§ What this task involves
Repeat the entire listing exactly as written.

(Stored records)

+++

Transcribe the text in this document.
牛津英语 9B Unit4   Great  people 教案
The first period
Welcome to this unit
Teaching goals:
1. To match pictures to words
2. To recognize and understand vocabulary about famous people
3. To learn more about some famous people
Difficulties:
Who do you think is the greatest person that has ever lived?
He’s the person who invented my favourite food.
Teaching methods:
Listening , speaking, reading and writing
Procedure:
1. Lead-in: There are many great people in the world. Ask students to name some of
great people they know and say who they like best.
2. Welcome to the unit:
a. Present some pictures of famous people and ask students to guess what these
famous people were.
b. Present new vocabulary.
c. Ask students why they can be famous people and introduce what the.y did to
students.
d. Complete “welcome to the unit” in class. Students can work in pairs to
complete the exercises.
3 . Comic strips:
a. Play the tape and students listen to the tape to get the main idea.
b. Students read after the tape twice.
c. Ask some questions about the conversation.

+++

§ Written response
Transcribe the text in this document.
牛津英语 9B Unit4   Great  people 教案
The first period
Welcome to this unit
Teaching goals:
1. To match pictures to words
2. To recognize and understand vocabulary about famous people
3. To learn more about some famous people
Difficulties:
Who do you think is the greatest person that has ever lived?
He’s the person who invented my favourite food.
Teaching methods:
Listening , speaking, reading and writing
Procedure:
1. Lead-in: There are many great people in the world. Ask students to name some of
great people they know and say who they like best.
2. Welcome to the unit:
a. Present some pictures of famous people and ask students to guess what these
famous people were.
b. Present new vocabulary.
c. Ask students why they can be famous people and introduce what the.y did to
students.
d. Complete “welcome to the unit” in class. Students can work in pairs to
complete the exercises.
3 . Comic strips:
a. Play the tape and students listen to the tape to get the main idea.
b. Students read after the tape twice.
c. Ask some questions about the conversation.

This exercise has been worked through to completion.